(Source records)
++++++++++
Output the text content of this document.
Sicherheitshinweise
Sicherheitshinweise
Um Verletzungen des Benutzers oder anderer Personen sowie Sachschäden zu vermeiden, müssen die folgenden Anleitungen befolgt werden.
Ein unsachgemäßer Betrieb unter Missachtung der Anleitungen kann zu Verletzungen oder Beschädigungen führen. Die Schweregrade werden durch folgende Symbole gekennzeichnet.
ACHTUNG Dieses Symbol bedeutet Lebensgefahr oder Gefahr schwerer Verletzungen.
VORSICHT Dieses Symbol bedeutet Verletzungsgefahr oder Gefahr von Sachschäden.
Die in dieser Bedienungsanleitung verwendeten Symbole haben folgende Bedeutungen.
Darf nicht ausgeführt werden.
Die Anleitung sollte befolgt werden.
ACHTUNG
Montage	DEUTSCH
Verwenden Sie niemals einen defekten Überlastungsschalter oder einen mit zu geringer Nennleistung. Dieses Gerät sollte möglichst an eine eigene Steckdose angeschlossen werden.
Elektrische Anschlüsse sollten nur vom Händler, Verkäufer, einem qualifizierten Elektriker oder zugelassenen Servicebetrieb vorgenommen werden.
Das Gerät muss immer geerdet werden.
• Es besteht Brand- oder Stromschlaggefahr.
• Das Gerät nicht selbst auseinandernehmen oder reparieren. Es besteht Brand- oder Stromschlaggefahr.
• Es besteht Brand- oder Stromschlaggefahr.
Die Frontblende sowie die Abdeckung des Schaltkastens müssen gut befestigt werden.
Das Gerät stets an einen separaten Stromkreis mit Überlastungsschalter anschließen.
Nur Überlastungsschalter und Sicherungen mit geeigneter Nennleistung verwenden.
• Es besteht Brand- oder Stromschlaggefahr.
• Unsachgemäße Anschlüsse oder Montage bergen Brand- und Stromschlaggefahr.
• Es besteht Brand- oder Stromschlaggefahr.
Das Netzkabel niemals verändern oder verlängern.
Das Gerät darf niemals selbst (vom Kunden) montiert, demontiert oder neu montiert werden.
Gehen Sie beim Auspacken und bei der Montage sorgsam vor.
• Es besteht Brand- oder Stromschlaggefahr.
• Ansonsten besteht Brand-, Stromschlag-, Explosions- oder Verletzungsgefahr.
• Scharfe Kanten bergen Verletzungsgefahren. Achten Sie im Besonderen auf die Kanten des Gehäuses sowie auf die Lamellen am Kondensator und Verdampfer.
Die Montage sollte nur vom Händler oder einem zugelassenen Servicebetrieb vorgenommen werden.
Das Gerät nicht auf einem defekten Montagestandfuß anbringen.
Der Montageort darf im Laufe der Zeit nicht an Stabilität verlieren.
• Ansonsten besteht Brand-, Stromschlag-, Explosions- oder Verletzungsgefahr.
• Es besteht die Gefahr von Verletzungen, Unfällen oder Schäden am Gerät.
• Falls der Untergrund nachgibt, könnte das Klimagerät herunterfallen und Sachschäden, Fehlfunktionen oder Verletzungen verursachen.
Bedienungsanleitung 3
++++++++++
■ Work request
Look back at the records above. Repeat all of them exactly.

■ Task response
Output the text content of this document.
Sicherheitshinweise
Sicherheitshinweise
Um Verletzungen des Benutzers oder anderer Personen sowie Sachschäden zu vermeiden, müssen die folgenden Anleitungen befolgt werden.
Ein unsachgemäßer Betrieb unter Missachtung der Anleitungen kann zu Verletzungen oder Beschädigungen führen. Die Schweregrade werden durch folgende Symbole gekennzeichnet.
ACHTUNG Dieses Symbol bedeutet Lebensgefahr oder Gefahr schwerer Verletzungen.
VORSICHT Dieses Symbol bedeutet Verletzungsgefahr oder Gefahr von Sachschäden.
Die in dieser Bedienungsanleitung verwendeten Symbole haben folgende Bedeutungen.
Darf nicht ausgeführt werden.
Die Anleitung sollte befolgt werden.
ACHTUNG
Montage	DEUTSCH
Verwenden Sie niemals einen defekten Überlastungsschalter oder einen mit zu geringer Nennleistung. Dieses Gerät sollte möglichst an eine eigene Steckdose angeschlossen werden.
Elektrische Anschlüsse sollten nur vom Händler, Verkäufer, einem qualifizierten Elektriker oder zugelassenen Servicebetrieb vorgenommen werden.
Das Gerät muss immer geerdet werden.
• Es besteht Brand- oder Stromschlaggefahr.
• Das Gerät nicht selbst auseinandernehmen oder reparieren. Es besteht Brand- oder Stromschlaggefahr.
• Es besteht Brand- oder Stromschlaggefahr.
Die Frontblende sowie die Abdeckung des Schaltkastens müssen gut befestigt werden.
Das Gerät stets an einen separaten Stromkreis mit Überlastungsschalter anschließen.
Nur Überlastungsschalter und Sicherungen mit geeigneter Nennleistung verwenden.
• Es besteht Brand- oder Stromschlaggefahr.
• Unsachgemäße Anschlüsse oder Montage bergen Brand- und Stromschlaggefahr.
• Es besteht Brand- oder Stromschlaggefahr.
Das Netzkabel niemals verändern oder verlängern.
Das Gerät darf niemals selbst (vom Kunden) montiert, demontiert oder neu montiert werden.
Gehen Sie beim Auspacken und bei der Montage sorgsam vor.
• Es besteht Brand- oder Stromschlaggefahr.
• Ansonsten besteht Brand-, Stromschlag-, Explosions- oder Verletzungsgefahr.
• Scharfe Kanten bergen Verletzungsgefahren. Achten Sie im Besonderen auf die Kanten des Gehäuses sowie auf die Lamellen am Kondensator und Verdampfer.
Die Montage sollte nur vom Händler oder einem zugelassenen Servicebetrieb vorgenommen werden.
Das Gerät nicht auf einem defekten Montagestandfuß anbringen.
Der Montageort darf im Laufe der Zeit nicht an Stabilität verlieren.
• Ansonsten besteht Brand-, Stromschlag-, Explosions- oder Verletzungsgefahr.
• Es besteht die Gefahr von Verletzungen, Unfällen oder Schäden am Gerät.
• Falls der Untergrund nachgibt, könnte das Klimagerät herunterfallen und Sachschäden, Fehlfunktionen oder Verletzungen verursachen.
Bedienungsanleitung 3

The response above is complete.